*Task goal:*
Gather up all lines that carry the word "this".

*Entries supplied:*

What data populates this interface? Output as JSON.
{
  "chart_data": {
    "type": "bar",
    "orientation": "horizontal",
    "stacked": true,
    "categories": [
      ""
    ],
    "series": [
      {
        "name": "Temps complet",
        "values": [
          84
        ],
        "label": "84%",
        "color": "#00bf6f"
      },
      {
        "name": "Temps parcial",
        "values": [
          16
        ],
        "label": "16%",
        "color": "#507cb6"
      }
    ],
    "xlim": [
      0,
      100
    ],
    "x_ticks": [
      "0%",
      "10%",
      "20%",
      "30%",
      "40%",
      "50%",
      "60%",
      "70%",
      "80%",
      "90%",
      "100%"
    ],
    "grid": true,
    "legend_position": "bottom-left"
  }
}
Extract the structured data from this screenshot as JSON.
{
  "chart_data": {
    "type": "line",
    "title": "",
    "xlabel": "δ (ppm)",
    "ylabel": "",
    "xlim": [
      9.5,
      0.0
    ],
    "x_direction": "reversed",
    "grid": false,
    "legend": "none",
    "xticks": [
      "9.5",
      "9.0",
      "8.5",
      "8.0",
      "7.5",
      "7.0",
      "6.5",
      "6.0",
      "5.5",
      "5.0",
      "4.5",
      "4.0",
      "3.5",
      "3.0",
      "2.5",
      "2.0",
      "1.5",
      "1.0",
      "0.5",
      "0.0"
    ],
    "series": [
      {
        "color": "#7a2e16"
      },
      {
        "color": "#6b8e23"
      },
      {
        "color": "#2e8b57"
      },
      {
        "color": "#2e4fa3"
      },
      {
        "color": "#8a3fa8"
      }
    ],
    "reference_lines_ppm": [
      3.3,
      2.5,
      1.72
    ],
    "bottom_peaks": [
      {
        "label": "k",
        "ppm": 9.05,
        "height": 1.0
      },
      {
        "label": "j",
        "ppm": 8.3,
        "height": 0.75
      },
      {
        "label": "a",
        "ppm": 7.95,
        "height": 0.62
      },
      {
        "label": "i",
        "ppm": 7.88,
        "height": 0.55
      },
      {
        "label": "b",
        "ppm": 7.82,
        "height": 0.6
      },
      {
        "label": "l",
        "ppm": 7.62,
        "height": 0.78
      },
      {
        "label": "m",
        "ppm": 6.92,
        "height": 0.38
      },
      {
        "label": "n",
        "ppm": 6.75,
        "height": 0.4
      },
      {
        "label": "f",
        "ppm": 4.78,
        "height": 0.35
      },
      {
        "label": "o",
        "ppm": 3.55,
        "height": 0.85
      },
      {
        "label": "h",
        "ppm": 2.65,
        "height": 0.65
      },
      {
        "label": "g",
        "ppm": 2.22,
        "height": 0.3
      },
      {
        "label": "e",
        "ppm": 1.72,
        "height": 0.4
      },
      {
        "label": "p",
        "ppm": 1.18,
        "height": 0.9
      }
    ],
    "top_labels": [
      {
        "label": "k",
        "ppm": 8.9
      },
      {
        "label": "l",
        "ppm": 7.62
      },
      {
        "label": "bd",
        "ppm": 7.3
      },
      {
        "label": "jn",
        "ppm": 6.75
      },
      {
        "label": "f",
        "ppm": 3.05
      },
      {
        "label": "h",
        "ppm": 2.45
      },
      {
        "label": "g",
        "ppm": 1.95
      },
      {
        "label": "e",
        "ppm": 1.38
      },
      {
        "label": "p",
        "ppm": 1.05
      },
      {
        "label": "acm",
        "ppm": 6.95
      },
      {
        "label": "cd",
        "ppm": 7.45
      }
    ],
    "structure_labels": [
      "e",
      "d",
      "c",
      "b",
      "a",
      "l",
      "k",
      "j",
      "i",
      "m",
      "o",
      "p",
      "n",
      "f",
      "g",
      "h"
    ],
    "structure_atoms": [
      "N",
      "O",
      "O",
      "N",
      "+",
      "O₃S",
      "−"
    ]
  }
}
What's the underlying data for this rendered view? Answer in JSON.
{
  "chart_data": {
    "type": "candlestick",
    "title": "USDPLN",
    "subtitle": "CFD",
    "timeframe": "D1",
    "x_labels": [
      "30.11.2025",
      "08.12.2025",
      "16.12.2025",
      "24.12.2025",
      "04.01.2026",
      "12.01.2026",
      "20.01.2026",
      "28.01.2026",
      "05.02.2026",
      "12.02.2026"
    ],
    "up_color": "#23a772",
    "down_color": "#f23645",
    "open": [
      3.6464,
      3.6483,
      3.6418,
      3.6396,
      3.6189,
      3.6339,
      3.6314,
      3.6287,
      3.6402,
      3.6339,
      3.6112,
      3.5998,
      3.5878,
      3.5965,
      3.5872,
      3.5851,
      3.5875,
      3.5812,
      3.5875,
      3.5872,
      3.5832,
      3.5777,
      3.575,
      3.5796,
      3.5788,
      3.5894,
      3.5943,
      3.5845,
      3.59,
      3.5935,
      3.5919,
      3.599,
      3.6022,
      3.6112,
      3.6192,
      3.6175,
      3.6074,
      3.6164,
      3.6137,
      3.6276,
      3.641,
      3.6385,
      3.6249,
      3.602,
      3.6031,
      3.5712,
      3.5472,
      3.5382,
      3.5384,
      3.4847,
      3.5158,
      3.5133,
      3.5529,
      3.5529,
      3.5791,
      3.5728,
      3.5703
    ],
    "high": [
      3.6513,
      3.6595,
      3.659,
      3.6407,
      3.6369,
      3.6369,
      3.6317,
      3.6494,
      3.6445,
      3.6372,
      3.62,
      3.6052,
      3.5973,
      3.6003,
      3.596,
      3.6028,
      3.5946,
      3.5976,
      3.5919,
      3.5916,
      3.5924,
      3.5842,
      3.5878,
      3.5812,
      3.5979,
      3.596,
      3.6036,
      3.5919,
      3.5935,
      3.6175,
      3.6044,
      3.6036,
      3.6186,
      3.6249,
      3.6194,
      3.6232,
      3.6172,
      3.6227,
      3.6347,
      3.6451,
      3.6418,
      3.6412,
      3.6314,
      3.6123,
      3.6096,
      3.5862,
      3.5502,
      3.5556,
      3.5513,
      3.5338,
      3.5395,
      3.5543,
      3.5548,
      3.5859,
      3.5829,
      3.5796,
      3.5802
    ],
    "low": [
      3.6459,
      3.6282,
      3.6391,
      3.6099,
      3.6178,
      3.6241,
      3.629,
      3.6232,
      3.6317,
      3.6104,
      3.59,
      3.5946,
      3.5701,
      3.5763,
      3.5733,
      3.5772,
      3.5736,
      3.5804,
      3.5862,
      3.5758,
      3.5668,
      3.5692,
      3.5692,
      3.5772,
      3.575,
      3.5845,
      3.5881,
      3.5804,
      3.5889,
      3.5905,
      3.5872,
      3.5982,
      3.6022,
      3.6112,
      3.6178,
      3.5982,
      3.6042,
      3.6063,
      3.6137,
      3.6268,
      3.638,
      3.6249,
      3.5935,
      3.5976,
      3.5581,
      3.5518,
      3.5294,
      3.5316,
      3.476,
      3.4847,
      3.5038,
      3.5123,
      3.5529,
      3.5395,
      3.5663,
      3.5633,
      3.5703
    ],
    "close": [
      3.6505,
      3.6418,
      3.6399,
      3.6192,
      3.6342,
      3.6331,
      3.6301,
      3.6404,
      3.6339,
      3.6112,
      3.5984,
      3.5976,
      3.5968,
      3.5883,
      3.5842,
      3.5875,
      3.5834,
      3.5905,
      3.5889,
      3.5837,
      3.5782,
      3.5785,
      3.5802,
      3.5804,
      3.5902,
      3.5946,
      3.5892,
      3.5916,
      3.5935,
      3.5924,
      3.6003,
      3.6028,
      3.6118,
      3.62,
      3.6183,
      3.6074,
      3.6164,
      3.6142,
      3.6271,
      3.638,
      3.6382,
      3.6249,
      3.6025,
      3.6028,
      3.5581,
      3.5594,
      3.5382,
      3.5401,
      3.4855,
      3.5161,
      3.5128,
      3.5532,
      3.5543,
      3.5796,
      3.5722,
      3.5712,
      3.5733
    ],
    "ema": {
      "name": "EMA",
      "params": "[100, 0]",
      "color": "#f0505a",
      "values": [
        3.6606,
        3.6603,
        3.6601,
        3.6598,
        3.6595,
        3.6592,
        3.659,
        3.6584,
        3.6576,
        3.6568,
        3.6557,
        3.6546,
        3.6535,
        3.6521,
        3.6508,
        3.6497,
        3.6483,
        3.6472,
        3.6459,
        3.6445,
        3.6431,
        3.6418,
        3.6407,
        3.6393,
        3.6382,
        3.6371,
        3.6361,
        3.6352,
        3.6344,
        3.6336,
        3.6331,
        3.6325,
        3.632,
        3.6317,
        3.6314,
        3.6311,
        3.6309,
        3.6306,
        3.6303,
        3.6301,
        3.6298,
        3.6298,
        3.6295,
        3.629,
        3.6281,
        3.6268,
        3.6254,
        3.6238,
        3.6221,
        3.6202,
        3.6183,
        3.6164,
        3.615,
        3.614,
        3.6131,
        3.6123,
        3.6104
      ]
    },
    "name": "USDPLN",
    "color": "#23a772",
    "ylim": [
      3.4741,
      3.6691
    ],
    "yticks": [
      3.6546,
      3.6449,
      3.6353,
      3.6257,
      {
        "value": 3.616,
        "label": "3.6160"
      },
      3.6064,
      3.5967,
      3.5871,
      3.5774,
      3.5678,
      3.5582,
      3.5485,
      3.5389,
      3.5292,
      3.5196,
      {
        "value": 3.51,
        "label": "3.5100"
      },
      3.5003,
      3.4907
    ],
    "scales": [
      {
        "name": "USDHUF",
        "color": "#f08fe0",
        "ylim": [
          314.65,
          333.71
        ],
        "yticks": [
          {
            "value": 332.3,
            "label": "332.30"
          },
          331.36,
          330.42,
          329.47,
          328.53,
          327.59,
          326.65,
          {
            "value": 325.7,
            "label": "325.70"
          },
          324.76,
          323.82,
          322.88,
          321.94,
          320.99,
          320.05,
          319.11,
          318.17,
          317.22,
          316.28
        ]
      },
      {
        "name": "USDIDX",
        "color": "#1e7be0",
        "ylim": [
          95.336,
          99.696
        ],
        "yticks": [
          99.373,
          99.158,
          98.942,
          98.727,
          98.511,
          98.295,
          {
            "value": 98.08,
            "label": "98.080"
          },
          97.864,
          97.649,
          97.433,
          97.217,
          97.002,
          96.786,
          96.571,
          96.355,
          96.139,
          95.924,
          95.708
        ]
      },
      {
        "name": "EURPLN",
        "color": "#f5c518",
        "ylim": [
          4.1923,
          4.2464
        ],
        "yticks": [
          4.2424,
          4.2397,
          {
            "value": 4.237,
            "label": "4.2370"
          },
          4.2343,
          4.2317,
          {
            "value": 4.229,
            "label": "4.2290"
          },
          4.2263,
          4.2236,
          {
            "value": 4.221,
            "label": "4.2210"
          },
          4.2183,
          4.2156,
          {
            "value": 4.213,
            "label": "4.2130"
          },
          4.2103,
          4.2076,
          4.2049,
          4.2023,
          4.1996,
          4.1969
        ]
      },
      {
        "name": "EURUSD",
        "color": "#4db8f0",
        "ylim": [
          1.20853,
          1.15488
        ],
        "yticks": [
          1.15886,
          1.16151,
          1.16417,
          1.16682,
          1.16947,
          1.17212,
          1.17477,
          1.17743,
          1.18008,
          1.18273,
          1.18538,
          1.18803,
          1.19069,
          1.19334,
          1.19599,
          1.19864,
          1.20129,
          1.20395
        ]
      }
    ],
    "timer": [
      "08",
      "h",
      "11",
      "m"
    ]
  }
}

*Output:*
What data populates this interface? Output as JSON.
Extract the structured data from this screenshot as JSON.
What's the underlying data for this rendered view? Answer in JSON.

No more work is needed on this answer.